# TASK STATEMENT:
Retype the whole listing verbatim and keep the pictures out of it.
-- BEGIN --
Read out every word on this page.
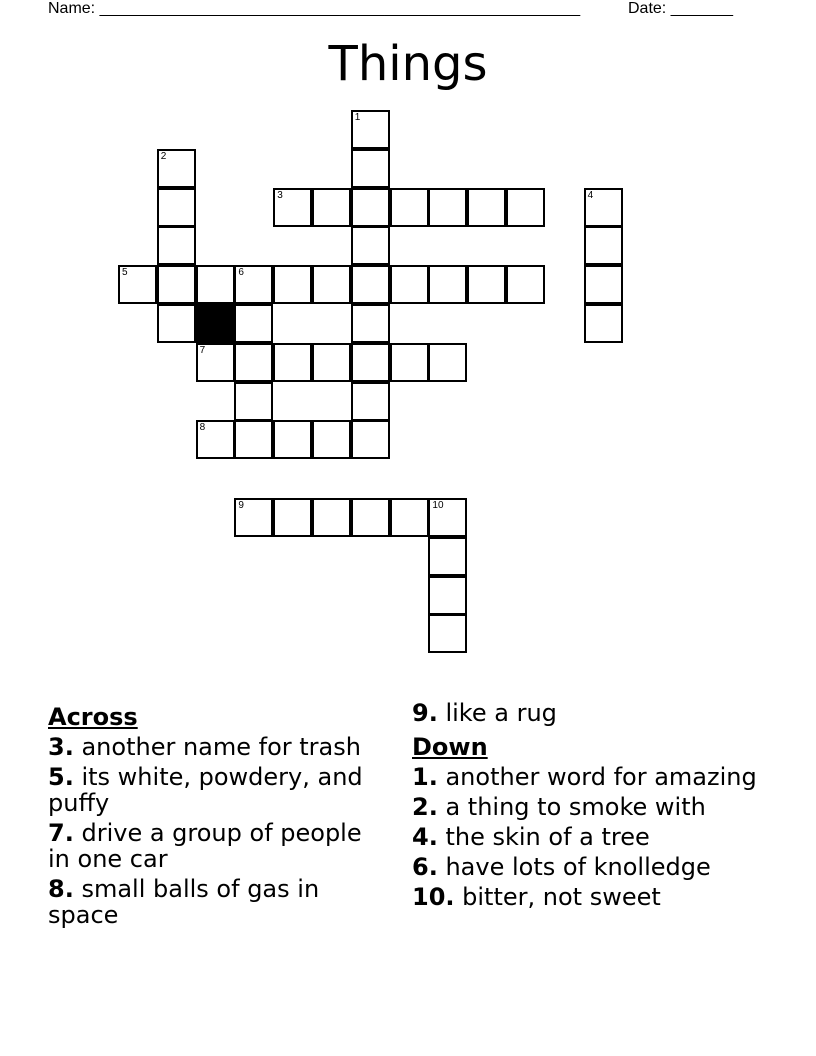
Name: ______________________________________________________	Date: _______
Things
1
2
3	4
5	6
7
8
9	10
Across
3. another name for trash
5. its white, powdery, and puffy
7. drive a group of people in one car
8. small balls of gas in space
9. like a rug
Down
1. another word for amazing
2. a thing to smoke with
4. the skin of a tree
6. have lots of knolledge
10. bitter, not sweet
-- END --
# OUTPUT FOR THIS EXERCISE:
Read out every word on this page.
Name: ______________________________________________________	Date: _______
Things
1
2
3	4
5	6
7
8
9	10
Across
3. another name for trash
5. its white, powdery, and puffy
7. drive a group of people in one car
8. small balls of gas in space
9. like a rug
Down
1. another word for amazing
2. a thing to smoke with
4. the skin of a tree
6. have lots of knolledge
10. bitter, not sweet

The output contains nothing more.